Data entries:
# # # # # # #

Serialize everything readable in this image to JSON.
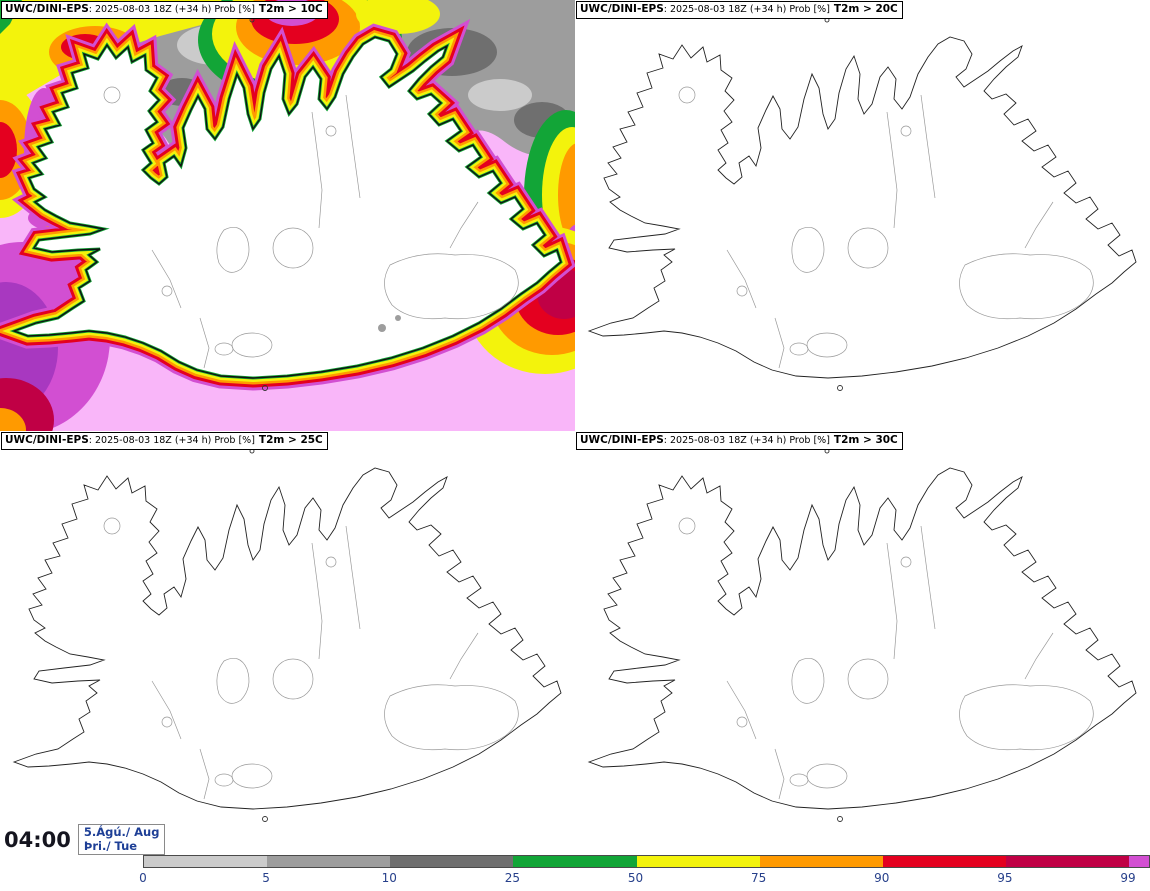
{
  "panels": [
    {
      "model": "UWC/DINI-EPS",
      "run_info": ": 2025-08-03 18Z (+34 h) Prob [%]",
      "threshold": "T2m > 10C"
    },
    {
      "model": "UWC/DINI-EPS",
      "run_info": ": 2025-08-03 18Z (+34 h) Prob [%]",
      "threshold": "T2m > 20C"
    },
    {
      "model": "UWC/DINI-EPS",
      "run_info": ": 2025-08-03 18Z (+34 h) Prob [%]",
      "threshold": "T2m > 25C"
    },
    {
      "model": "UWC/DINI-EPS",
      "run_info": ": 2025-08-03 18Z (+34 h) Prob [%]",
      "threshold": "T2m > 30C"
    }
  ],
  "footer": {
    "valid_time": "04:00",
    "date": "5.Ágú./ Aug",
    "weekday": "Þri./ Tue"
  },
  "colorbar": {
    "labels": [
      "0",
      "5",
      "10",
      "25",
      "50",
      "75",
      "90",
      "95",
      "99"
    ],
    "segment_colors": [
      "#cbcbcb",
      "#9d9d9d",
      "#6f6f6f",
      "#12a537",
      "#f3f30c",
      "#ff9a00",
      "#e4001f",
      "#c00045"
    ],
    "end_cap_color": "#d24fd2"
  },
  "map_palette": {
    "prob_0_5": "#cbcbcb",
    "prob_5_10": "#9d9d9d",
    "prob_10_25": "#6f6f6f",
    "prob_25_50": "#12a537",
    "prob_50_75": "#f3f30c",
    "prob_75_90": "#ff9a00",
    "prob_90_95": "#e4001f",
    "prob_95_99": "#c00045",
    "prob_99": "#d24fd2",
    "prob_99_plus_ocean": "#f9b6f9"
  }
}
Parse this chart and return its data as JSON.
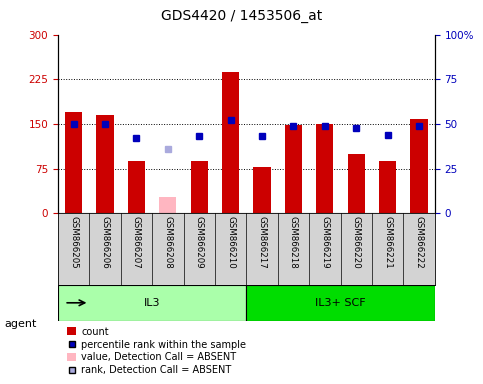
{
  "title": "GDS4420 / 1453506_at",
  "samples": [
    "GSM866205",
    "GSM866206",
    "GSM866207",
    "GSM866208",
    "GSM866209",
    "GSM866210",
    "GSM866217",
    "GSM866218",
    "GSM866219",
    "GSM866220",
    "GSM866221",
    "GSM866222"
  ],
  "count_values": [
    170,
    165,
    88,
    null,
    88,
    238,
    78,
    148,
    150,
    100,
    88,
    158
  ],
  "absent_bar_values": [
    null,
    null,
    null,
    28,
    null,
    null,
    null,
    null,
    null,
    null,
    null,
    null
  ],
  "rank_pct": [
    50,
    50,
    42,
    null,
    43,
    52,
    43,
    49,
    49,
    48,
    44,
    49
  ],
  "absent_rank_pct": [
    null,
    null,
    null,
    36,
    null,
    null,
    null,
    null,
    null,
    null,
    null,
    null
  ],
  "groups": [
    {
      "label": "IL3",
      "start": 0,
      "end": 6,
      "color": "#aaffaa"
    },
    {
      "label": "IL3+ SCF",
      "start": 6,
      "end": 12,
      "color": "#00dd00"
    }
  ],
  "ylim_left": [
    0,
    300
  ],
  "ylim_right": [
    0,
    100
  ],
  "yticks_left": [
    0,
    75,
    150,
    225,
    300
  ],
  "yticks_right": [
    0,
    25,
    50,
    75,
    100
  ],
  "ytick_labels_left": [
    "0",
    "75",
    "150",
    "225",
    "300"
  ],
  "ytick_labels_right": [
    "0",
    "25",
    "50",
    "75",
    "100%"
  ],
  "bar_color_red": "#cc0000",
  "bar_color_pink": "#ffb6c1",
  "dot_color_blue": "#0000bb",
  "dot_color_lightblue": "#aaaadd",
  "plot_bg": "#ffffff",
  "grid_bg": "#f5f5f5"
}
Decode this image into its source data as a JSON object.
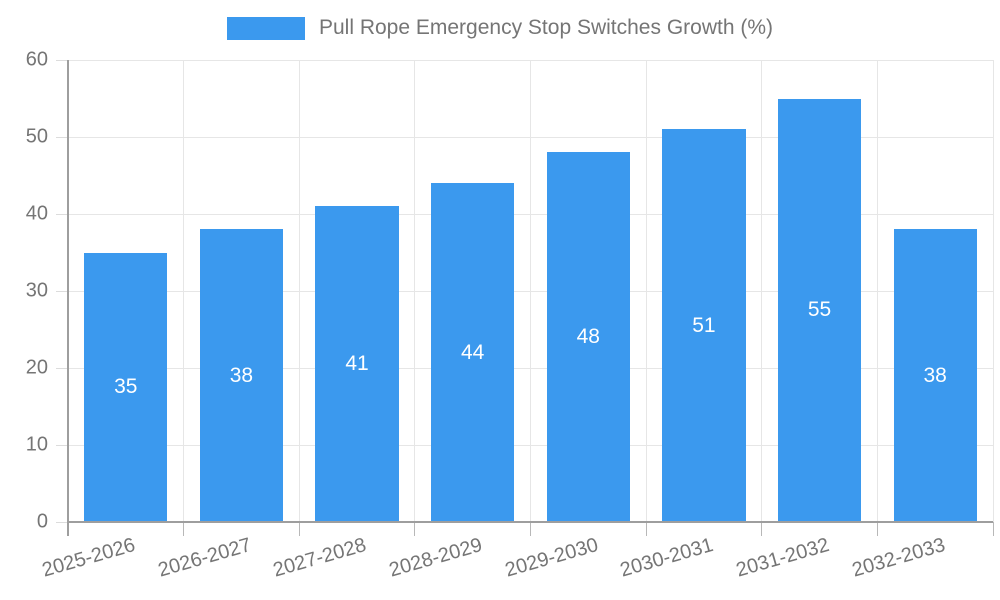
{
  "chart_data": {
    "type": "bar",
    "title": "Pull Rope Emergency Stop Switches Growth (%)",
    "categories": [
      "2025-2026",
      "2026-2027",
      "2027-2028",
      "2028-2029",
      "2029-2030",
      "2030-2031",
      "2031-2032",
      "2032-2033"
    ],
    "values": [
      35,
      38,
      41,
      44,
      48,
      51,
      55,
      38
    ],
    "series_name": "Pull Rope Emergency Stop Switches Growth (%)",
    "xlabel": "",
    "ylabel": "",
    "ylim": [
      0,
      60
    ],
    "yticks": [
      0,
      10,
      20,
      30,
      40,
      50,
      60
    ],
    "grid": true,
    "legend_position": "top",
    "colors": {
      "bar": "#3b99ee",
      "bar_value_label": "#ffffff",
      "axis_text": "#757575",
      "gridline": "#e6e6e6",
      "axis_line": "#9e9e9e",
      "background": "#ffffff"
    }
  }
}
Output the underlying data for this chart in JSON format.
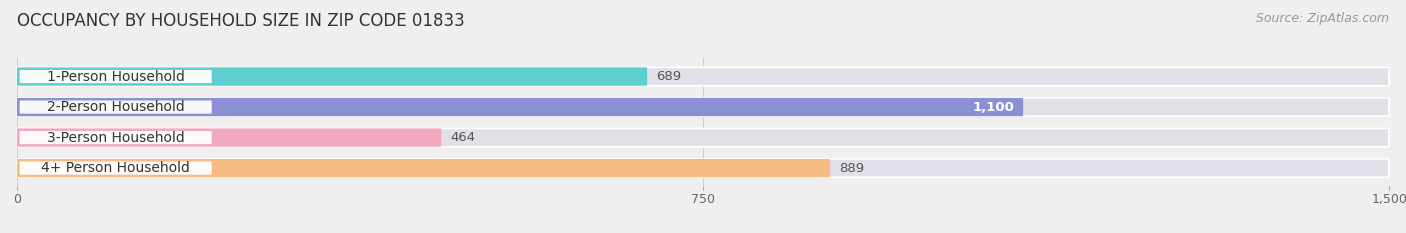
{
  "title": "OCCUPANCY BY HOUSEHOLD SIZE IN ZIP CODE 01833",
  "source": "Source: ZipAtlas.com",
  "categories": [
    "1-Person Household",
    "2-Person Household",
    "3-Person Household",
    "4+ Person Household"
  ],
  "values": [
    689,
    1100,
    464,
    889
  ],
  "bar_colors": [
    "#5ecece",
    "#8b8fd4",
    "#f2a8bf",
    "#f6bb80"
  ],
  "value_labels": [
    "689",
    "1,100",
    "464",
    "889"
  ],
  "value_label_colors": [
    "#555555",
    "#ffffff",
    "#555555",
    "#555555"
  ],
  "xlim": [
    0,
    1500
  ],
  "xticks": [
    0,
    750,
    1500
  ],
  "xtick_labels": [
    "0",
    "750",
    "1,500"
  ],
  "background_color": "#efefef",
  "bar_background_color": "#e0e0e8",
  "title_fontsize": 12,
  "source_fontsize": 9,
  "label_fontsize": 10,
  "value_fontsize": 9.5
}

# # # # # # #

Task to carry out:
Find the string "Pull" in the entries above and return each line that holds it.

Complete answer:
    "title": "Pull Rope Emergency Stop Switches Growth (%)",
    "series_name": "Pull Rope Emergency Stop Switches Growth (%)",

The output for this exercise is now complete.